• [TO DO]: Identify and reproduce every line holding the string "bending".

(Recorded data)
........

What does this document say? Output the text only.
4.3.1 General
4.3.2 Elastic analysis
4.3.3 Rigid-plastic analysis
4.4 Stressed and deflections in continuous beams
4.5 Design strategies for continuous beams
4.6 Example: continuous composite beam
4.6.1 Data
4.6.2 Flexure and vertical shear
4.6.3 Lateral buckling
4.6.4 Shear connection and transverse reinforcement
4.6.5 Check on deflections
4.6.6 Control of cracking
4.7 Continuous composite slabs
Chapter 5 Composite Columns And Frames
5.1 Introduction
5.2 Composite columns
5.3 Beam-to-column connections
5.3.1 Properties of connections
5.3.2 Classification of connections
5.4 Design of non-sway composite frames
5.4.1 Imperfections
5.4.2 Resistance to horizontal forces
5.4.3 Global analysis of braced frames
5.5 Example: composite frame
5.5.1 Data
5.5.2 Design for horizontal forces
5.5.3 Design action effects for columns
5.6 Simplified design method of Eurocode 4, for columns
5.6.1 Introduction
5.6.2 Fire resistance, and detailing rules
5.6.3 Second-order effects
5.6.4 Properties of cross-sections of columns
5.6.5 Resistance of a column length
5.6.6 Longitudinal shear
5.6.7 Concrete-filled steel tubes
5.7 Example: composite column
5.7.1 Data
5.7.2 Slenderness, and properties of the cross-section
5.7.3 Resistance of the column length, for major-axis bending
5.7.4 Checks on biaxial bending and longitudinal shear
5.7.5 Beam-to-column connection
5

........

• [FULL RESPONSE]:
5.7.3 Resistance of the column length, for major-axis bending
5.7.4 Checks on biaxial bending and longitudinal shear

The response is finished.